■ **Supplied data**:

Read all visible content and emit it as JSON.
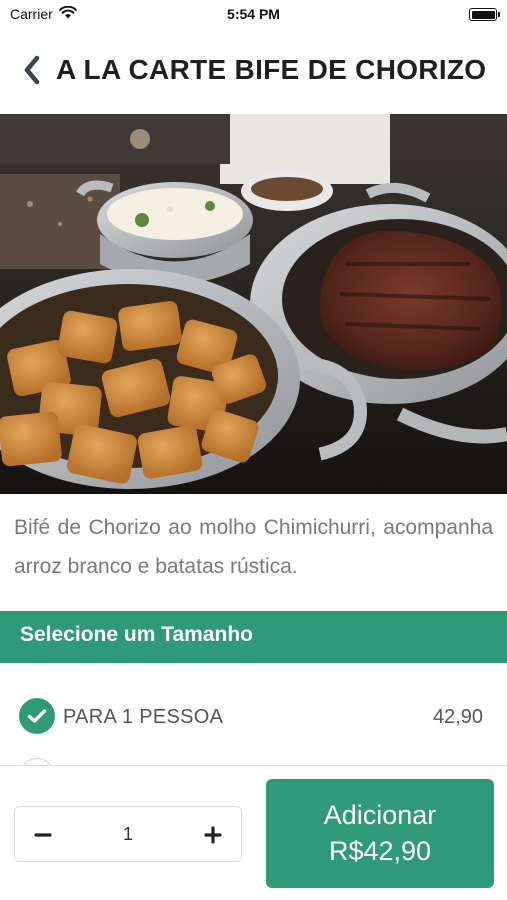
{
  "status_bar": {
    "carrier": "Carrier",
    "time": "5:54 PM"
  },
  "nav": {
    "title": "A LA CARTE BIFE DE CHORIZO"
  },
  "product": {
    "description": "Bifé de Chorizo ao molho Chimichurri, acompanha arroz branco e batatas rústica."
  },
  "size_section": {
    "title": "Selecione um Tamanho",
    "options": [
      {
        "label": "PARA 1 PESSOA",
        "price": "42,90",
        "selected": true
      }
    ]
  },
  "footer": {
    "quantity": "1",
    "add_label": "Adicionar",
    "add_price": "R$42,90"
  },
  "colors": {
    "accent": "#2f9a78",
    "text_primary": "#1f1f1f",
    "text_secondary": "#7a7a7a"
  },
  "icons": [
    "wifi-icon",
    "battery-icon",
    "chevron-left-icon",
    "check-icon",
    "minus-icon",
    "plus-icon"
  ]
}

■ **Problem description**: Print each line of the material above exactly, with the pictures removed from your copy.

■ **Answer below**:
Read all visible content and emit it as JSON.
{
  "status_bar": {
    "carrier": "Carrier",
    "time": "5:54 PM"
  },
  "nav": {
    "title": "A LA CARTE BIFE DE CHORIZO"
  },
  "product": {
    "description": "Bifé de Chorizo ao molho Chimichurri, acompanha arroz branco e batatas rústica."
  },
  "size_section": {
    "title": "Selecione um Tamanho",
    "options": [
      {
        "label": "PARA 1 PESSOA",
        "price": "42,90",
        "selected": true
      }
    ]
  },
  "footer": {
    "quantity": "1",
    "add_label": "Adicionar",
    "add_price": "R$42,90"
  },
  "colors": {
    "accent": "#2f9a78",
    "text_primary": "#1f1f1f",
    "text_secondary": "#7a7a7a"
  },
  "icons": [
    "wifi-icon",
    "battery-icon",
    "chevron-left-icon",
    "check-icon",
    "minus-icon",
    "plus-icon"
  ]
}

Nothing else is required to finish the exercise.